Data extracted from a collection
* * * * * * *

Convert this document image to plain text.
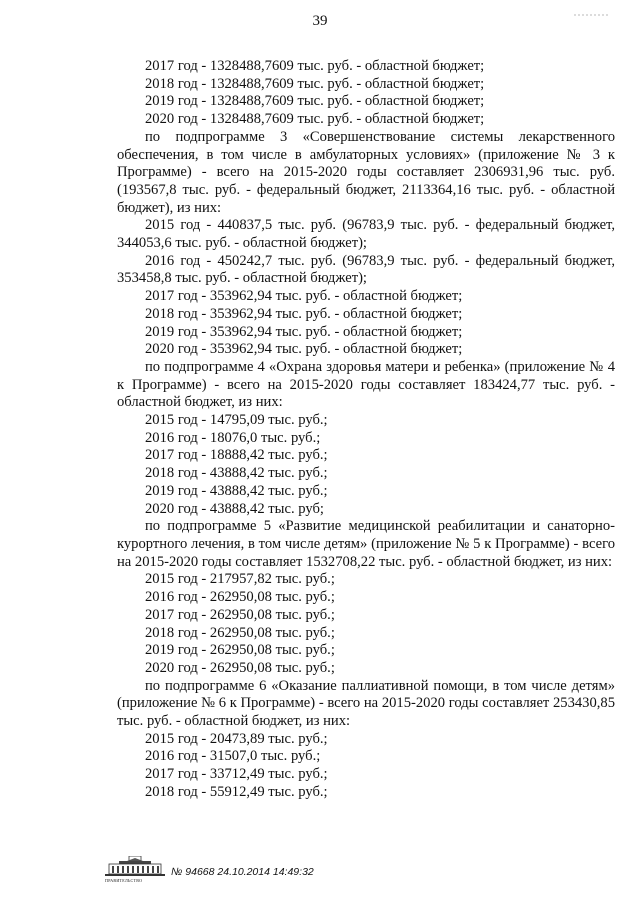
39
2017 год - 1328488,7609 тыс. руб. - областной бюджет;
2018 год - 1328488,7609 тыс. руб. - областной бюджет;
2019 год - 1328488,7609 тыс. руб. - областной бюджет;
2020 год - 1328488,7609 тыс. руб. - областной бюджет;
по подпрограмме 3 «Совершенствование системы лекарственного обеспечения, в том числе в амбулаторных условиях» (приложение № 3 к Программе) - всего на 2015-2020 годы составляет 2306931,96 тыс. руб. (193567,8 тыс. руб. - федеральный бюджет, 2113364,16 тыс. руб. - областной бюджет), из них:
2015 год - 440837,5 тыс. руб. (96783,9 тыс. руб. - федеральный бюджет, 344053,6 тыс. руб. - областной бюджет);
2016 год - 450242,7 тыс. руб. (96783,9 тыс. руб. - федеральный бюджет, 353458,8 тыс. руб. - областной бюджет);
2017 год - 353962,94 тыс. руб. - областной бюджет;
2018 год - 353962,94 тыс. руб. - областной бюджет;
2019 год - 353962,94 тыс. руб. - областной бюджет;
2020 год - 353962,94 тыс. руб. - областной бюджет;
по подпрограмме 4 «Охрана здоровья матери и ребенка» (приложение № 4 к Программе) - всего на 2015-2020 годы составляет 183424,77 тыс. руб. - областной бюджет, из них:
2015 год - 14795,09 тыс. руб.;
2016 год - 18076,0 тыс. руб.;
2017 год - 18888,42 тыс. руб.;
2018 год - 43888,42 тыс. руб.;
2019 год - 43888,42 тыс. руб.;
2020 год - 43888,42 тыс. руб;
по подпрограмме 5 «Развитие медицинской реабилитации и санаторно-курортного лечения, в том числе детям» (приложение № 5 к Программе) - всего на 2015-2020 годы составляет 1532708,22 тыс. руб. - областной бюджет, из них:
2015 год - 217957,82 тыс. руб.;
2016 год - 262950,08 тыс. руб.;
2017 год - 262950,08 тыс. руб.;
2018 год - 262950,08 тыс. руб.;
2019 год - 262950,08 тыс. руб.;
2020 год - 262950,08 тыс. руб.;
по подпрограмме 6 «Оказание паллиативной помощи, в том числе детям» (приложение № 6 к Программе) - всего на 2015-2020 годы составляет 253430,85 тыс. руб. - областной бюджет, из них:
2015 год - 20473,89 тыс. руб.;
2016 год - 31507,0 тыс. руб.;
2017 год - 33712,49 тыс. руб.;
2018 год - 55912,49 тыс. руб.;
ПРАВИТЕЛЬСТВО
№ 94668 24.10.2014 14:49:32
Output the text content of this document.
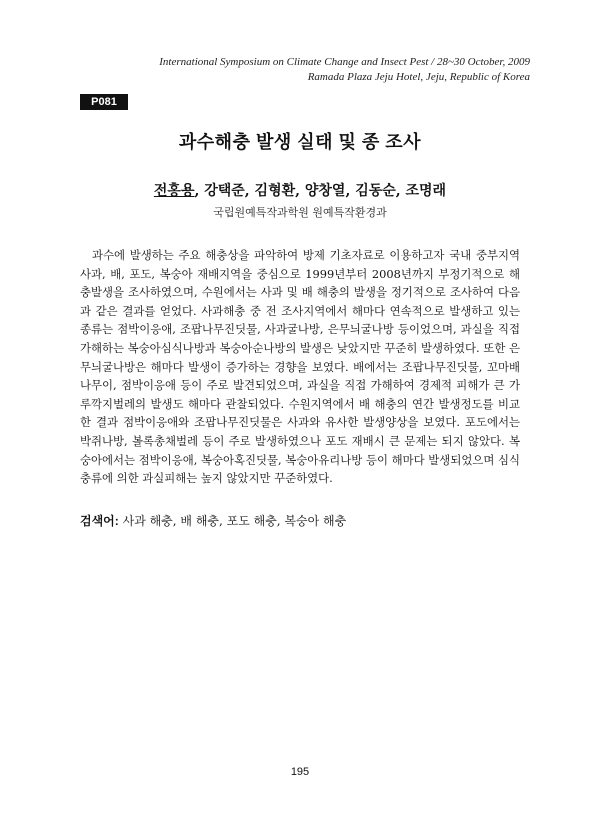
International Symposium on Climate Change and Insect Pest / 28~30 October, 2009
Ramada Plaza Jeju Hotel, Jeju, Republic of Korea
P081
과수해충 발생 실태 및 종 조사
전홍용, 강택준, 김형환, 양창열, 김동순, 조명래
국립원예특작과학원 원예특작환경과

과수에 발생하는 주요 해충상을 파악하여 방제 기초자료로 이용하고자 국내 중부지역 사과, 배, 포도, 복숭아 재배지역을 중심으로 1999년부터 2008년까지 부정기적으로 해충발생을 조사하였으며, 수원에서는 사과 및 배 해충의 발생을 정기적으로 조사하여 다음과 같은 결과를 얻었다. 사과해충 중 전 조사지역에서 해마다 연속적으로 발생하고 있는 종류는 점박이응애, 조팝나무진딧물, 사과굴나방, 은무늬굴나방 등이었으며, 과실을 직접 가해하는 복숭아심식나방과 복숭아순나방의 발생은 낮았지만 꾸준히 발생하였다. 또한 은무늬굴나방은 해마다 발생이 증가하는 경향을 보였다. 배에서는 조팝나무진딧물, 꼬마배나무이, 점박이응애 등이 주로 발견되었으며, 과실을 직접 가해하여 경제적 피해가 큰 가루깍지벌레의 발생도 해마다 관찰되었다. 수원지역에서 배 해충의 연간 발생정도를 비교한 결과 점박이응애와 조팝나무진딧물은 사과와 유사한 발생양상을 보였다. 포도에서는 박쥐나방, 볼록총채벌레 등이 주로 발생하였으나 포도 재배시 큰 문제는 되지 않았다. 복숭아에서는 점박이응애, 복숭아혹진딧물, 복숭아유리나방 등이 해마다 발생되었으며 심식충류에 의한 과실피해는 높지 않았지만 꾸준하였다.

검색어: 사과 해충, 배 해충, 포도 해충, 복숭아 해충
195
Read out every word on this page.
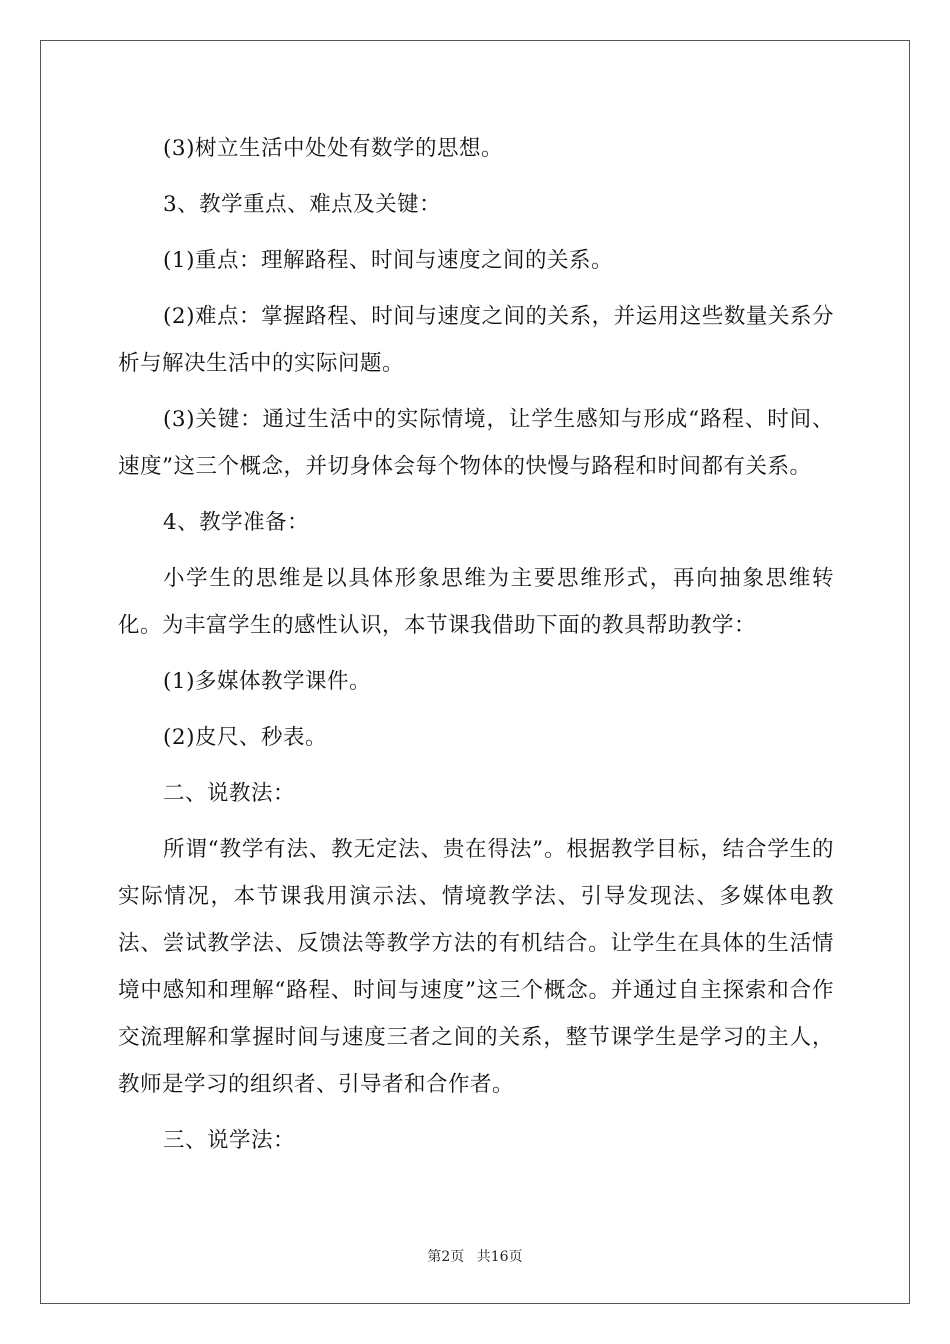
(3)树立生活中处处有数学的思想。

3、教学重点、难点及关键：

(1)重点：理解路程、时间与速度之间的关系。

(2)难点：掌握路程、时间与速度之间的关系，并运用这些数量关系分析与解决生活中的实际问题。

(3)关键：通过生活中的实际情境，让学生感知与形成“路程、时间、速度”这三个概念，并切身体会每个物体的快慢与路程和时间都有关系。

4、教学准备：

小学生的思维是以具体形象思维为主要思维形式，再向抽象思维转化。为丰富学生的感性认识，本节课我借助下面的教具帮助教学：

(1)多媒体教学课件。

(2)皮尺、秒表。

二、说教法：

所谓“教学有法、教无定法、贵在得法”。根据教学目标，结合学生的实际情况，本节课我用演示法、情境教学法、引导发现法、多媒体电教法、尝试教学法、反馈法等教学方法的有机结合。让学生在具体的生活情境中感知和理解“路程、时间与速度”这三个概念。并通过自主探索和合作交流理解和掌握时间与速度三者之间的关系，整节课学生是学习的主人，教师是学习的组织者、引导者和合作者。

三、说学法：

第2页 共16页
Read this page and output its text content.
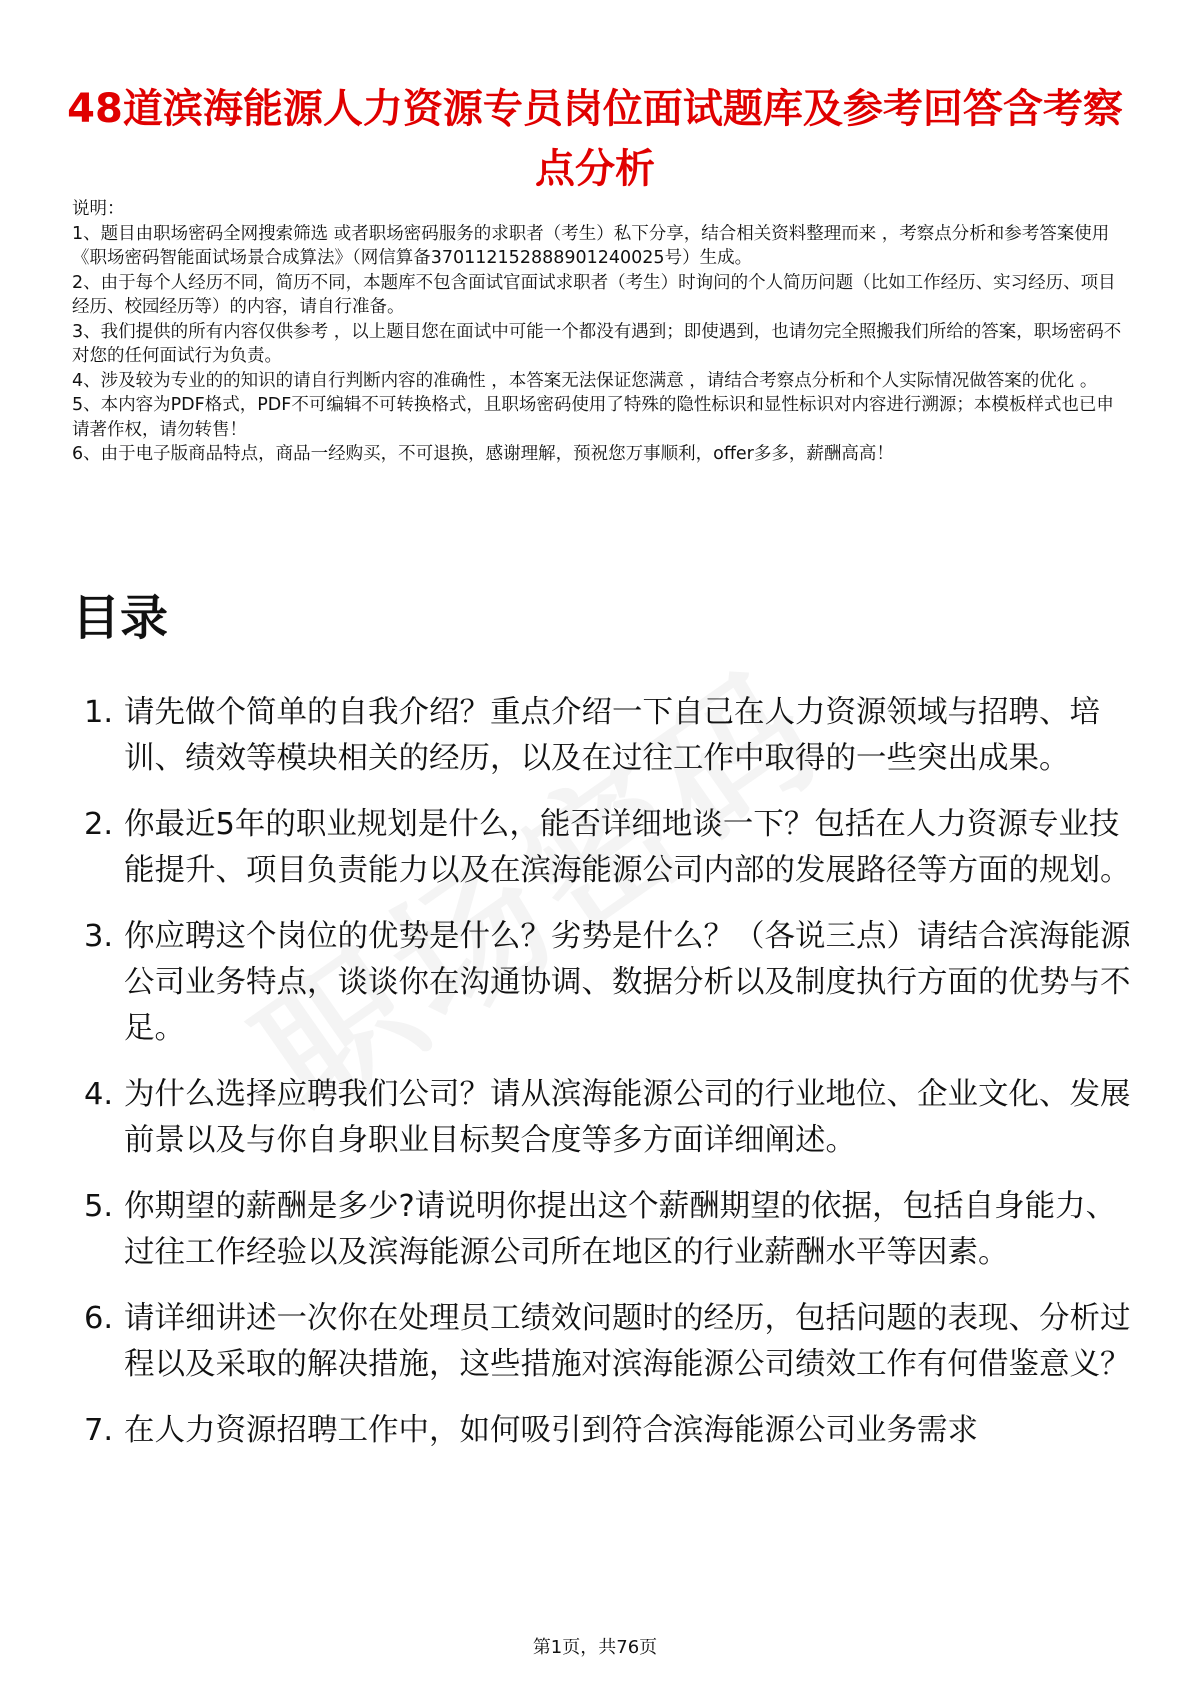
48道滨海能源人力资源专员岗位面试题库及参考回答含考察点分析

说明：

1、题目由职场密码全网搜索筛选 或者职场密码服务的求职者（考生）私下分享，结合相关资料整理而来 ，考察点分析和参考答案使用《职场密码智能面试场景合成算法》（网信算备370112152888901240025号）生成。

2、由于每个人经历不同，简历不同，本题库不包含面试官面试求职者（考生）时询问的个人简历问题（比如工作经历、实习经历、项目经历、校园经历等）的内容，请自行准备。

3、我们提供的所有内容仅供参考 ，以上题目您在面试中可能一个都没有遇到；即使遇到，也请勿完全照搬我们所给的答案，职场密码不对您的任何面试行为负责。

4、涉及较为专业的的知识的请自行判断内容的准确性 ，本答案无法保证您满意 ，请结合考察点分析和个人实际情况做答案的优化 。

5、本内容为PDF格式，PDF不可编辑不可转换格式，且职场密码使用了特殊的隐性标识和显性标识对内容进行溯源；本模板样式也已申请著作权，请勿转售！

6、由于电子版商品特点，商品一经购买，不可退换，感谢理解，预祝您万事顺利，offer多多，薪酬高高！

目录
1. 请先做个简单的自我介绍？重点介绍一下自己在人力资源领域与招聘、培训、绩效等模块相关的经历，以及在过往工作中取得的一些突出成果。
2. 你最近5年的职业规划是什么，能否详细地谈一下？包括在人力资源专业技能提升、项目负责能力以及在滨海能源公司内部的发展路径等方面的规划。
3. 你应聘这个岗位的优势是什么？劣势是什么？（各说三点）请结合滨海能源公司业务特点，谈谈你在沟通协调、数据分析以及制度执行方面的优势与不足。
4. 为什么选择应聘我们公司？请从滨海能源公司的行业地位、企业文化、发展前景以及与你自身职业目标契合度等多方面详细阐述。
5. 你期望的薪酬是多少?请说明你提出这个薪酬期望的依据，包括自身能力、过往工作经验以及滨海能源公司所在地区的行业薪酬水平等因素。
6. 请详细讲述一次你在处理员工绩效问题时的经历，包括问题的表现、分析过程以及采取的解决措施，这些措施对滨海能源公司绩效工作有何借鉴意义？
7. 在人力资源招聘工作中，如何吸引到符合滨海能源公司业务需求
第1页，共76页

* * * * * * *

From the material above, write out exactly the lines from the line with "Read this page and output its text content." through the closing line, inclusive, and no pictures.

Read this page and output its text content.
48道滨海能源人力资源专员岗位面试题库及参考回答含考察点分析

说明：

1、题目由职场密码全网搜索筛选 或者职场密码服务的求职者（考生）私下分享，结合相关资料整理而来 ，考察点分析和参考答案使用《职场密码智能面试场景合成算法》（网信算备370112152888901240025号）生成。

2、由于每个人经历不同，简历不同，本题库不包含面试官面试求职者（考生）时询问的个人简历问题（比如工作经历、实习经历、项目经历、校园经历等）的内容，请自行准备。

3、我们提供的所有内容仅供参考 ，以上题目您在面试中可能一个都没有遇到；即使遇到，也请勿完全照搬我们所给的答案，职场密码不对您的任何面试行为负责。

4、涉及较为专业的的知识的请自行判断内容的准确性 ，本答案无法保证您满意 ，请结合考察点分析和个人实际情况做答案的优化 。

5、本内容为PDF格式，PDF不可编辑不可转换格式，且职场密码使用了特殊的隐性标识和显性标识对内容进行溯源；本模板样式也已申请著作权，请勿转售！

6、由于电子版商品特点，商品一经购买，不可退换，感谢理解，预祝您万事顺利，offer多多，薪酬高高！

目录
1. 请先做个简单的自我介绍？重点介绍一下自己在人力资源领域与招聘、培训、绩效等模块相关的经历，以及在过往工作中取得的一些突出成果。
2. 你最近5年的职业规划是什么，能否详细地谈一下？包括在人力资源专业技能提升、项目负责能力以及在滨海能源公司内部的发展路径等方面的规划。
3. 你应聘这个岗位的优势是什么？劣势是什么？（各说三点）请结合滨海能源公司业务特点，谈谈你在沟通协调、数据分析以及制度执行方面的优势与不足。
4. 为什么选择应聘我们公司？请从滨海能源公司的行业地位、企业文化、发展前景以及与你自身职业目标契合度等多方面详细阐述。
5. 你期望的薪酬是多少?请说明你提出这个薪酬期望的依据，包括自身能力、过往工作经验以及滨海能源公司所在地区的行业薪酬水平等因素。
6. 请详细讲述一次你在处理员工绩效问题时的经历，包括问题的表现、分析过程以及采取的解决措施，这些措施对滨海能源公司绩效工作有何借鉴意义？
7. 在人力资源招聘工作中，如何吸引到符合滨海能源公司业务需求
第1页，共76页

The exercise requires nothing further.